» **WHAT IS NEEDED**
Your task is to output the entries below word for word.

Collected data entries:

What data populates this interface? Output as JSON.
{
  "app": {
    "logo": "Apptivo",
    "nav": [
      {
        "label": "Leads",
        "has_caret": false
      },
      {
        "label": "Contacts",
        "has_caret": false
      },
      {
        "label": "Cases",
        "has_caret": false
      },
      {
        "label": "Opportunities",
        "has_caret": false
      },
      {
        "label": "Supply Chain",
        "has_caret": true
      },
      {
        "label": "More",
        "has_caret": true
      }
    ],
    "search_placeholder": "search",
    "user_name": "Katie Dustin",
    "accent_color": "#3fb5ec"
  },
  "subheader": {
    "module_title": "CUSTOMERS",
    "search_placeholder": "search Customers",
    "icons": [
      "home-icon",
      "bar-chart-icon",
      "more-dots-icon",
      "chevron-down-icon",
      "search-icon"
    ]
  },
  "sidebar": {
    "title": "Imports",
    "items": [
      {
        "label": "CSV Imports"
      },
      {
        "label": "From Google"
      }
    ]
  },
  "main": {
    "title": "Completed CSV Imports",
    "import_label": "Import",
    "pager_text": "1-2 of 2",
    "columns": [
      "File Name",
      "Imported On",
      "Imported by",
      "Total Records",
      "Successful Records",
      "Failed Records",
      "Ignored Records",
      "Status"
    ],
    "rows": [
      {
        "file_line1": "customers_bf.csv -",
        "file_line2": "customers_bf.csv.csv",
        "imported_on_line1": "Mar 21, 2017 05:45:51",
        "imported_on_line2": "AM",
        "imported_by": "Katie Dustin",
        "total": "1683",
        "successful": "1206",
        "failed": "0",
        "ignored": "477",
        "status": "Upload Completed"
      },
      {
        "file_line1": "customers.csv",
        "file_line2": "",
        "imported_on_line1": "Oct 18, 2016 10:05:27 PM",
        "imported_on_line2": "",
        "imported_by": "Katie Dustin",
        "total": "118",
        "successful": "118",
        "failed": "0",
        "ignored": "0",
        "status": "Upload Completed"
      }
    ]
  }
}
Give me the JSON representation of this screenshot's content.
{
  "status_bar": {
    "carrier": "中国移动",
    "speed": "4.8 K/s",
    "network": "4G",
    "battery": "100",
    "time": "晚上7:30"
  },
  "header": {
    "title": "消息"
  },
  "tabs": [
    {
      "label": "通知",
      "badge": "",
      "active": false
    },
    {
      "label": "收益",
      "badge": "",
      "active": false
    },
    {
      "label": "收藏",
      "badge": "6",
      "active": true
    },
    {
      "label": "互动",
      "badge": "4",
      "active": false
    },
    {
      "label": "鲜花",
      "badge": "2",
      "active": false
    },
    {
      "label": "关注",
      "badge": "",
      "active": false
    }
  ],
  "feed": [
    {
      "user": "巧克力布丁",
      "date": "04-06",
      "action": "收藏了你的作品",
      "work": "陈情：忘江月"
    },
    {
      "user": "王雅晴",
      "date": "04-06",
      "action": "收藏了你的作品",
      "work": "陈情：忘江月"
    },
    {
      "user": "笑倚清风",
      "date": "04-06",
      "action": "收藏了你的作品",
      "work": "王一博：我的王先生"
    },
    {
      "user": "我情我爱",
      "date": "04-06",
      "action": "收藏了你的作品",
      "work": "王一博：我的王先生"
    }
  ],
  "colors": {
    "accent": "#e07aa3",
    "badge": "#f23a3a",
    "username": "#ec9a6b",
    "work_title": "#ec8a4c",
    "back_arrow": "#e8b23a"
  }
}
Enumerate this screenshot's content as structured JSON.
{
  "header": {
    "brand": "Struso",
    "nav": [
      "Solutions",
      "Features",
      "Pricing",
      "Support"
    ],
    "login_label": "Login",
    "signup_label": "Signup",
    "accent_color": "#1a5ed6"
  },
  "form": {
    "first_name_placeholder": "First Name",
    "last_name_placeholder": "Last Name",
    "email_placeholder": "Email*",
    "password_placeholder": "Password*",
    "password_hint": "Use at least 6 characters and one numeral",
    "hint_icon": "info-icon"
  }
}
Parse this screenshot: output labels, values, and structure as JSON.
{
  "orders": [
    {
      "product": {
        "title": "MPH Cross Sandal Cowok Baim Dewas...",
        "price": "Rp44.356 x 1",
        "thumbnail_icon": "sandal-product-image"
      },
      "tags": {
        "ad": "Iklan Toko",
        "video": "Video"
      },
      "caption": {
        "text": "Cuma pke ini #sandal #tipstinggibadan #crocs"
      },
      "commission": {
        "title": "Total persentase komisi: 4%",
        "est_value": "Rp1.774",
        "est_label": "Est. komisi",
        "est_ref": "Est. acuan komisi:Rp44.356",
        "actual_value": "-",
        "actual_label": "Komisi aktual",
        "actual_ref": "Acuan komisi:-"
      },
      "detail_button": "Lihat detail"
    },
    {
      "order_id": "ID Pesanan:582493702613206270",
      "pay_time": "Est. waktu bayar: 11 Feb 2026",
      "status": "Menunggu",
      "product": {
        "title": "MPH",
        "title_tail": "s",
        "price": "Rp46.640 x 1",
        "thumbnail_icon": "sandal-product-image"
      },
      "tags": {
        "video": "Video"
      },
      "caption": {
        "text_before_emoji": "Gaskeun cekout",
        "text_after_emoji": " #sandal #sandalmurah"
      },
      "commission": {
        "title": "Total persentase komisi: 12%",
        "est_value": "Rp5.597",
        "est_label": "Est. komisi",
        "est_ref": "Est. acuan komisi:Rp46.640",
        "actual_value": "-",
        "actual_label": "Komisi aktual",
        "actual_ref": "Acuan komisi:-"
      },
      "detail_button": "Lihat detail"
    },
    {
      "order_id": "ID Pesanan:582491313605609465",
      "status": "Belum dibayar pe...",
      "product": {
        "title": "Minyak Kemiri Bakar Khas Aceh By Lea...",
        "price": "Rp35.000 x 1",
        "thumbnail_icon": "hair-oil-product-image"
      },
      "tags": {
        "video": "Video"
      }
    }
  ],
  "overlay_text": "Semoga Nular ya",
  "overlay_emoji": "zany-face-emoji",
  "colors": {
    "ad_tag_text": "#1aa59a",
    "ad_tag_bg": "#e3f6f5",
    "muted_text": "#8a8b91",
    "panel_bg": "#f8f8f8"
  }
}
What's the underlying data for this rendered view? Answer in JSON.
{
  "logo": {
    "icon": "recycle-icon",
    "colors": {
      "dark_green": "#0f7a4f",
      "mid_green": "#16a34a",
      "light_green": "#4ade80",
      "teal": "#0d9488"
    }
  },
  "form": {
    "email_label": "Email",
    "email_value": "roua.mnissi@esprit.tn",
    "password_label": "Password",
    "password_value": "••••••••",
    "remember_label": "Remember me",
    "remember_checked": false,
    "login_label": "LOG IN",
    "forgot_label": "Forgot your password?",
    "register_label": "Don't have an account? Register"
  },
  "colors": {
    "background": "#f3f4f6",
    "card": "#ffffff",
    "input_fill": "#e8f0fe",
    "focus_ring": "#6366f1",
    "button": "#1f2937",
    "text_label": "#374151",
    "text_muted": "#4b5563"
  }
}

» **ANSWER FOR THE TASK**
What data populates this interface? Output as JSON.
{
  "app": {
    "logo": "Apptivo",
    "nav": [
      {
        "label": "Leads",
        "has_caret": false
      },
      {
        "label": "Contacts",
        "has_caret": false
      },
      {
        "label": "Cases",
        "has_caret": false
      },
      {
        "label": "Opportunities",
        "has_caret": false
      },
      {
        "label": "Supply Chain",
        "has_caret": true
      },
      {
        "label": "More",
        "has_caret": true
      }
    ],
    "search_placeholder": "search",
    "user_name": "Katie Dustin",
    "accent_color": "#3fb5ec"
  },
  "subheader": {
    "module_title": "CUSTOMERS",
    "search_placeholder": "search Customers",
    "icons": [
      "home-icon",
      "bar-chart-icon",
      "more-dots-icon",
      "chevron-down-icon",
      "search-icon"
    ]
  },
  "sidebar": {
    "title": "Imports",
    "items": [
      {
        "label": "CSV Imports"
      },
      {
        "label": "From Google"
      }
    ]
  },
  "main": {
    "title": "Completed CSV Imports",
    "import_label": "Import",
    "pager_text": "1-2 of 2",
    "columns": [
      "File Name",
      "Imported On",
      "Imported by",
      "Total Records",
      "Successful Records",
      "Failed Records",
      "Ignored Records",
      "Status"
    ],
    "rows": [
      {
        "file_line1": "customers_bf.csv -",
        "file_line2": "customers_bf.csv.csv",
        "imported_on_line1": "Mar 21, 2017 05:45:51",
        "imported_on_line2": "AM",
        "imported_by": "Katie Dustin",
        "total": "1683",
        "successful": "1206",
        "failed": "0",
        "ignored": "477",
        "status": "Upload Completed"
      },
      {
        "file_line1": "customers.csv",
        "file_line2": "",
        "imported_on_line1": "Oct 18, 2016 10:05:27 PM",
        "imported_on_line2": "",
        "imported_by": "Katie Dustin",
        "total": "118",
        "successful": "118",
        "failed": "0",
        "ignored": "0",
        "status": "Upload Completed"
      }
    ]
  }
}
Give me the JSON representation of this screenshot's content.
{
  "status_bar": {
    "carrier": "中国移动",
    "speed": "4.8 K/s",
    "network": "4G",
    "battery": "100",
    "time": "晚上7:30"
  },
  "header": {
    "title": "消息"
  },
  "tabs": [
    {
      "label": "通知",
      "badge": "",
      "active": false
    },
    {
      "label": "收益",
      "badge": "",
      "active": false
    },
    {
      "label": "收藏",
      "badge": "6",
      "active": true
    },
    {
      "label": "互动",
      "badge": "4",
      "active": false
    },
    {
      "label": "鲜花",
      "badge": "2",
      "active": false
    },
    {
      "label": "关注",
      "badge": "",
      "active": false
    }
  ],
  "feed": [
    {
      "user": "巧克力布丁",
      "date": "04-06",
      "action": "收藏了你的作品",
      "work": "陈情：忘江月"
    },
    {
      "user": "王雅晴",
      "date": "04-06",
      "action": "收藏了你的作品",
      "work": "陈情：忘江月"
    },
    {
      "user": "笑倚清风",
      "date": "04-06",
      "action": "收藏了你的作品",
      "work": "王一博：我的王先生"
    },
    {
      "user": "我情我爱",
      "date": "04-06",
      "action": "收藏了你的作品",
      "work": "王一博：我的王先生"
    }
  ],
  "colors": {
    "accent": "#e07aa3",
    "badge": "#f23a3a",
    "username": "#ec9a6b",
    "work_title": "#ec8a4c",
    "back_arrow": "#e8b23a"
  }
}
Enumerate this screenshot's content as structured JSON.
{
  "header": {
    "brand": "Struso",
    "nav": [
      "Solutions",
      "Features",
      "Pricing",
      "Support"
    ],
    "login_label": "Login",
    "signup_label": "Signup",
    "accent_color": "#1a5ed6"
  },
  "form": {
    "first_name_placeholder": "First Name",
    "last_name_placeholder": "Last Name",
    "email_placeholder": "Email*",
    "password_placeholder": "Password*",
    "password_hint": "Use at least 6 characters and one numeral",
    "hint_icon": "info-icon"
  }
}
Parse this screenshot: output labels, values, and structure as JSON.
{
  "orders": [
    {
      "product": {
        "title": "MPH Cross Sandal Cowok Baim Dewas...",
        "price": "Rp44.356 x 1",
        "thumbnail_icon": "sandal-product-image"
      },
      "tags": {
        "ad": "Iklan Toko",
        "video": "Video"
      },
      "caption": {
        "text": "Cuma pke ini #sandal #tipstinggibadan #crocs"
      },
      "commission": {
        "title": "Total persentase komisi: 4%",
        "est_value": "Rp1.774",
        "est_label": "Est. komisi",
        "est_ref": "Est. acuan komisi:Rp44.356",
        "actual_value": "-",
        "actual_label": "Komisi aktual",
        "actual_ref": "Acuan komisi:-"
      },
      "detail_button": "Lihat detail"
    },
    {
      "order_id": "ID Pesanan:582493702613206270",
      "pay_time": "Est. waktu bayar: 11 Feb 2026",
      "status": "Menunggu",
      "product": {
        "title": "MPH",
        "title_tail": "s",
        "price": "Rp46.640 x 1",
        "thumbnail_icon": "sandal-product-image"
      },
      "tags": {
        "video": "Video"
      },
      "caption": {
        "text_before_emoji": "Gaskeun cekout",
        "text_after_emoji": " #sandal #sandalmurah"
      },
      "commission": {
        "title": "Total persentase komisi: 12%",
        "est_value": "Rp5.597",
        "est_label": "Est. komisi",
        "est_ref": "Est. acuan komisi:Rp46.640",
        "actual_value": "-",
        "actual_label": "Komisi aktual",
        "actual_ref": "Acuan komisi:-"
      },
      "detail_button": "Lihat detail"
    },
    {
      "order_id": "ID Pesanan:582491313605609465",
      "status": "Belum dibayar pe...",
      "product": {
        "title": "Minyak Kemiri Bakar Khas Aceh By Lea...",
        "price": "Rp35.000 x 1",
        "thumbnail_icon": "hair-oil-product-image"
      },
      "tags": {
        "video": "Video"
      }
    }
  ],
  "overlay_text": "Semoga Nular ya",
  "overlay_emoji": "zany-face-emoji",
  "colors": {
    "ad_tag_text": "#1aa59a",
    "ad_tag_bg": "#e3f6f5",
    "muted_text": "#8a8b91",
    "panel_bg": "#f8f8f8"
  }
}
What's the underlying data for this rendered view? Answer in JSON.
{
  "logo": {
    "icon": "recycle-icon",
    "colors": {
      "dark_green": "#0f7a4f",
      "mid_green": "#16a34a",
      "light_green": "#4ade80",
      "teal": "#0d9488"
    }
  },
  "form": {
    "email_label": "Email",
    "email_value": "roua.mnissi@esprit.tn",
    "password_label": "Password",
    "password_value": "••••••••",
    "remember_label": "Remember me",
    "remember_checked": false,
    "login_label": "LOG IN",
    "forgot_label": "Forgot your password?",
    "register_label": "Don't have an account? Register"
  },
  "colors": {
    "background": "#f3f4f6",
    "card": "#ffffff",
    "input_fill": "#e8f0fe",
    "focus_ring": "#6366f1",
    "button": "#1f2937",
    "text_label": "#374151",
    "text_muted": "#4b5563"
  }
}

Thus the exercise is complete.